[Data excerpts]
·····
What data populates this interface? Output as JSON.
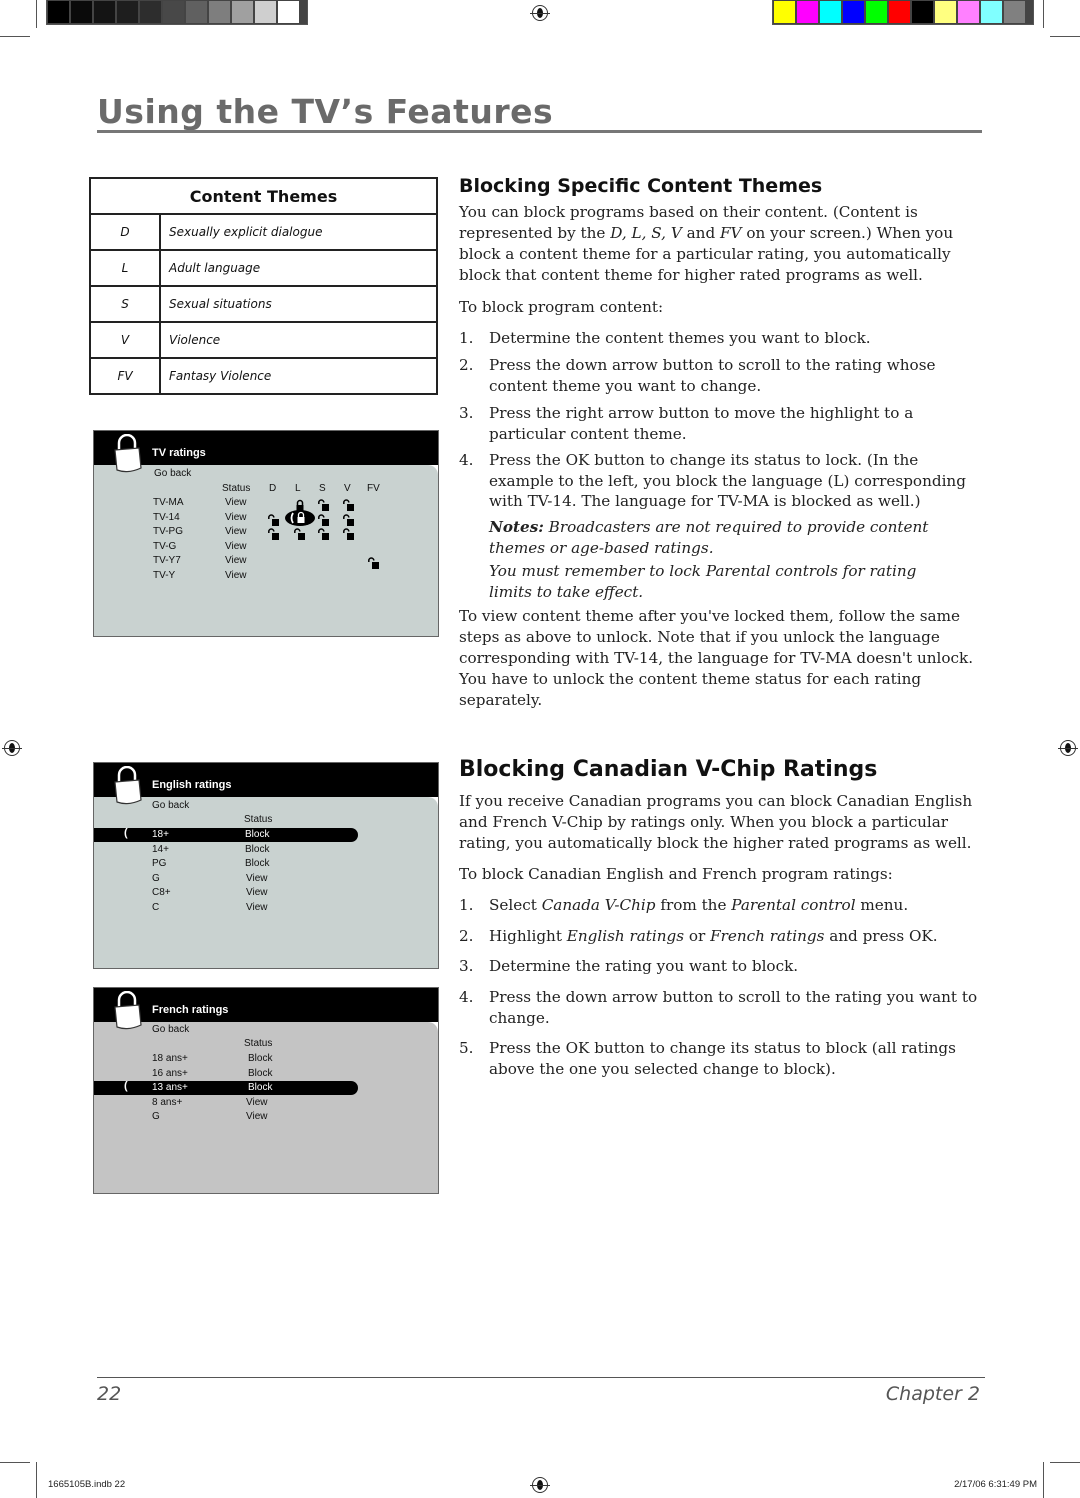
{
  "print_marks": {
    "grayscale_swatches": [
      "#000000",
      "#0a0a0a",
      "#141414",
      "#1e1e1e",
      "#2d2d2d",
      "#484848",
      "#606060",
      "#7e7e7e",
      "#a0a0a0",
      "#cfcfcf",
      "#ffffff"
    ],
    "color_swatches": [
      "#ffff00",
      "#ff00ff",
      "#00ffff",
      "#0000ff",
      "#00ff00",
      "#ff0000",
      "#000000",
      "#ffff80",
      "#ff80ff",
      "#80ffff",
      "#808080"
    ]
  },
  "header": {
    "title": "Using the TV’s Features"
  },
  "content_themes_table": {
    "heading": "Content Themes",
    "rows": [
      {
        "code": "D",
        "description": "Sexually explicit dialogue"
      },
      {
        "code": "L",
        "description": "Adult language"
      },
      {
        "code": "S",
        "description": "Sexual situations"
      },
      {
        "code": "V",
        "description": "Violence"
      },
      {
        "code": "FV",
        "description": "Fantasy Violence"
      }
    ]
  },
  "tv_ratings_menu": {
    "title": "TV ratings",
    "go_back": "Go back",
    "columns": [
      "Status",
      "D",
      "L",
      "S",
      "V",
      "FV"
    ],
    "rows": [
      {
        "rating": "TV-MA",
        "status": "View",
        "D": "",
        "L": "locked",
        "S": "unlocked",
        "V": "unlocked",
        "FV": ""
      },
      {
        "rating": "TV-14",
        "status": "View",
        "D": "unlocked",
        "L": "locked-selected",
        "S": "unlocked",
        "V": "unlocked",
        "FV": ""
      },
      {
        "rating": "TV-PG",
        "status": "View",
        "D": "unlocked",
        "L": "unlocked",
        "S": "unlocked",
        "V": "unlocked",
        "FV": ""
      },
      {
        "rating": "TV-G",
        "status": "View",
        "D": "",
        "L": "",
        "S": "",
        "V": "",
        "FV": ""
      },
      {
        "rating": "TV-Y7",
        "status": "View",
        "D": "",
        "L": "",
        "S": "",
        "V": "",
        "FV": "unlocked"
      },
      {
        "rating": "TV-Y",
        "status": "View",
        "D": "",
        "L": "",
        "S": "",
        "V": "",
        "FV": ""
      }
    ]
  },
  "english_ratings_menu": {
    "title": "English ratings",
    "go_back": "Go back",
    "status_header": "Status",
    "selected_index": 0,
    "rows": [
      {
        "rating": "18+",
        "status": "Block"
      },
      {
        "rating": "14+",
        "status": "Block"
      },
      {
        "rating": "PG",
        "status": "Block"
      },
      {
        "rating": "G",
        "status": "View"
      },
      {
        "rating": "C8+",
        "status": "View"
      },
      {
        "rating": "C",
        "status": "View"
      }
    ]
  },
  "french_ratings_menu": {
    "title": "French ratings",
    "go_back": "Go back",
    "status_header": "Status",
    "selected_index": 2,
    "rows": [
      {
        "rating": "18 ans+",
        "status": "Block"
      },
      {
        "rating": "16 ans+",
        "status": "Block"
      },
      {
        "rating": "13 ans+",
        "status": "Block"
      },
      {
        "rating": "8 ans+",
        "status": "View"
      },
      {
        "rating": "G",
        "status": "View"
      }
    ]
  },
  "section1": {
    "heading": "Blocking Specific Content Themes",
    "intro_a": "You can block programs based on their content. (Content is represented by the ",
    "intro_codes": "D, L, S, V",
    "intro_and": " and ",
    "intro_fv": "FV",
    "intro_b": " on your screen.) When you block a content theme for a particular rating, you automatically block that content theme for higher rated programs as well.",
    "lead": "To block program content:",
    "steps": [
      {
        "num": "1.",
        "text": "Determine the content themes you want to block."
      },
      {
        "num": "2.",
        "text": "Press the down arrow button to scroll to the rating whose content theme you want to change."
      },
      {
        "num": "3.",
        "text": "Press the right arrow button to move the highlight to a particular content theme."
      },
      {
        "num": "4.",
        "text": "Press the OK button to change its status to lock. (In the example to the left, you block the language (L) corresponding with TV-14. The language for TV-MA is blocked as well.)"
      }
    ],
    "notes_label": "Notes:",
    "note1": " Broadcasters are not required to provide content themes or age-based ratings.",
    "note2": "You must remember to lock Parental controls for rating limits to take effect.",
    "outro": "To view content theme after you've locked them, follow the same steps as above to unlock. Note that if you unlock the language corresponding with TV-14, the language for TV-MA doesn't unlock. You have to unlock the content theme status for each rating separately."
  },
  "section2": {
    "heading": "Blocking Canadian V-Chip Ratings",
    "intro": "If you receive Canadian programs you can block Canadian English and French V-Chip by ratings only. When you block a particular rating, you automatically block the higher rated programs as well.",
    "lead": "To block Canadian English and French program ratings:",
    "step1": {
      "num": "1.",
      "a": "Select ",
      "i1": "Canada V-Chip",
      "b": " from the ",
      "i2": "Parental control",
      "c": " menu."
    },
    "step2": {
      "num": "2.",
      "a": "Highlight ",
      "i1": "English ratings",
      "b": " or ",
      "i2": "French ratings",
      "c": " and press OK."
    },
    "steps": [
      {
        "num": "3.",
        "text": "Determine the rating you want to block."
      },
      {
        "num": "4.",
        "text": "Press the down arrow button to scroll to the rating you want to change."
      },
      {
        "num": "5.",
        "text": "Press the OK button to change its status to block (all ratings above the one you selected change to block)."
      }
    ]
  },
  "footer": {
    "page_number": "22",
    "chapter": "Chapter 2",
    "slug_file": "1665105B.indb   22",
    "slug_date": "2/17/06   6:31:49 PM"
  }
}
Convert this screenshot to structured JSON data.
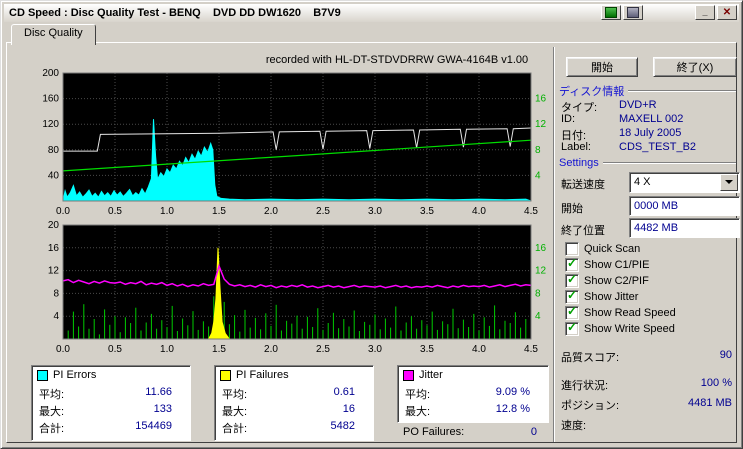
·····
• Problem to solve: Output every entry exactly as given; pictures are not part of the copy.

• Reply to the task:
What data populates this interface? Output as JSON.
{
  "print_marks": {
    "grayscale_swatches": [
      "#000000",
      "#0a0a0a",
      "#141414",
      "#1e1e1e",
      "#2d2d2d",
      "#484848",
      "#606060",
      "#7e7e7e",
      "#a0a0a0",
      "#cfcfcf",
      "#ffffff"
    ],
    "color_swatches": [
      "#ffff00",
      "#ff00ff",
      "#00ffff",
      "#0000ff",
      "#00ff00",
      "#ff0000",
      "#000000",
      "#ffff80",
      "#ff80ff",
      "#80ffff",
      "#808080"
    ]
  },
  "header": {
    "title": "Using the TV’s Features"
  },
  "content_themes_table": {
    "heading": "Content Themes",
    "rows": [
      {
        "code": "D",
        "description": "Sexually explicit dialogue"
      },
      {
        "code": "L",
        "description": "Adult language"
      },
      {
        "code": "S",
        "description": "Sexual situations"
      },
      {
        "code": "V",
        "description": "Violence"
      },
      {
        "code": "FV",
        "description": "Fantasy Violence"
      }
    ]
  },
  "tv_ratings_menu": {
    "title": "TV ratings",
    "go_back": "Go back",
    "columns": [
      "Status",
      "D",
      "L",
      "S",
      "V",
      "FV"
    ],
    "rows": [
      {
        "rating": "TV-MA",
        "status": "View",
        "D": "",
        "L": "locked",
        "S": "unlocked",
        "V": "unlocked",
        "FV": ""
      },
      {
        "rating": "TV-14",
        "status": "View",
        "D": "unlocked",
        "L": "locked-selected",
        "S": "unlocked",
        "V": "unlocked",
        "FV": ""
      },
      {
        "rating": "TV-PG",
        "status": "View",
        "D": "unlocked",
        "L": "unlocked",
        "S": "unlocked",
        "V": "unlocked",
        "FV": ""
      },
      {
        "rating": "TV-G",
        "status": "View",
        "D": "",
        "L": "",
        "S": "",
        "V": "",
        "FV": ""
      },
      {
        "rating": "TV-Y7",
        "status": "View",
        "D": "",
        "L": "",
        "S": "",
        "V": "",
        "FV": "unlocked"
      },
      {
        "rating": "TV-Y",
        "status": "View",
        "D": "",
        "L": "",
        "S": "",
        "V": "",
        "FV": ""
      }
    ]
  },
  "english_ratings_menu": {
    "title": "English ratings",
    "go_back": "Go back",
    "status_header": "Status",
    "selected_index": 0,
    "rows": [
      {
        "rating": "18+",
        "status": "Block"
      },
      {
        "rating": "14+",
        "status": "Block"
      },
      {
        "rating": "PG",
        "status": "Block"
      },
      {
        "rating": "G",
        "status": "View"
      },
      {
        "rating": "C8+",
        "status": "View"
      },
      {
        "rating": "C",
        "status": "View"
      }
    ]
  },
  "french_ratings_menu": {
    "title": "French ratings",
    "go_back": "Go back",
    "status_header": "Status",
    "selected_index": 2,
    "rows": [
      {
        "rating": "18 ans+",
        "status": "Block"
      },
      {
        "rating": "16 ans+",
        "status": "Block"
      },
      {
        "rating": "13 ans+",
        "status": "Block"
      },
      {
        "rating": "8 ans+",
        "status": "View"
      },
      {
        "rating": "G",
        "status": "View"
      }
    ]
  },
  "section1": {
    "heading": "Blocking Specific Content Themes",
    "intro_a": "You can block programs based on their content. (Content is represented by the ",
    "intro_codes": "D, L, S, V",
    "intro_and": " and ",
    "intro_fv": "FV",
    "intro_b": " on your screen.) When you block a content theme for a particular rating, you automatically block that content theme for higher rated programs as well.",
    "lead": "To block program content:",
    "steps": [
      {
        "num": "1.",
        "text": "Determine the content themes you want to block."
      },
      {
        "num": "2.",
        "text": "Press the down arrow button to scroll to the rating whose content theme you want to change."
      },
      {
        "num": "3.",
        "text": "Press the right arrow button to move the highlight to a particular content theme."
      },
      {
        "num": "4.",
        "text": "Press the OK button to change its status to lock. (In the example to the left, you block the language (L) corresponding with TV-14. The language for TV-MA is blocked as well.)"
      }
    ],
    "notes_label": "Notes:",
    "note1": " Broadcasters are not required to provide content themes or age-based ratings.",
    "note2": "You must remember to lock Parental controls for rating limits to take effect.",
    "outro": "To view content theme after you've locked them, follow the same steps as above to unlock. Note that if you unlock the language corresponding with TV-14, the language for TV-MA doesn't unlock. You have to unlock the content theme status for each rating separately."
  },
  "section2": {
    "heading": "Blocking Canadian V-Chip Ratings",
    "intro": "If you receive Canadian programs you can block Canadian English and French V-Chip by ratings only. When you block a particular rating, you automatically block the higher rated programs as well.",
    "lead": "To block Canadian English and French program ratings:",
    "step1": {
      "num": "1.",
      "a": "Select ",
      "i1": "Canada V-Chip",
      "b": " from the ",
      "i2": "Parental control",
      "c": " menu."
    },
    "step2": {
      "num": "2.",
      "a": "Highlight ",
      "i1": "English ratings",
      "b": " or ",
      "i2": "French ratings",
      "c": " and press OK."
    },
    "steps": [
      {
        "num": "3.",
        "text": "Determine the rating you want to block."
      },
      {
        "num": "4.",
        "text": "Press the down arrow button to scroll to the rating you want to change."
      },
      {
        "num": "5.",
        "text": "Press the OK button to change its status to block (all ratings above the one you selected change to block)."
      }
    ]
  },
  "footer": {
    "page_number": "22",
    "chapter": "Chapter 2",
    "slug_file": "1665105B.indb   22",
    "slug_date": "2/17/06   6:31:49 PM"
  }
}
Convert this screenshot to structured JSON data.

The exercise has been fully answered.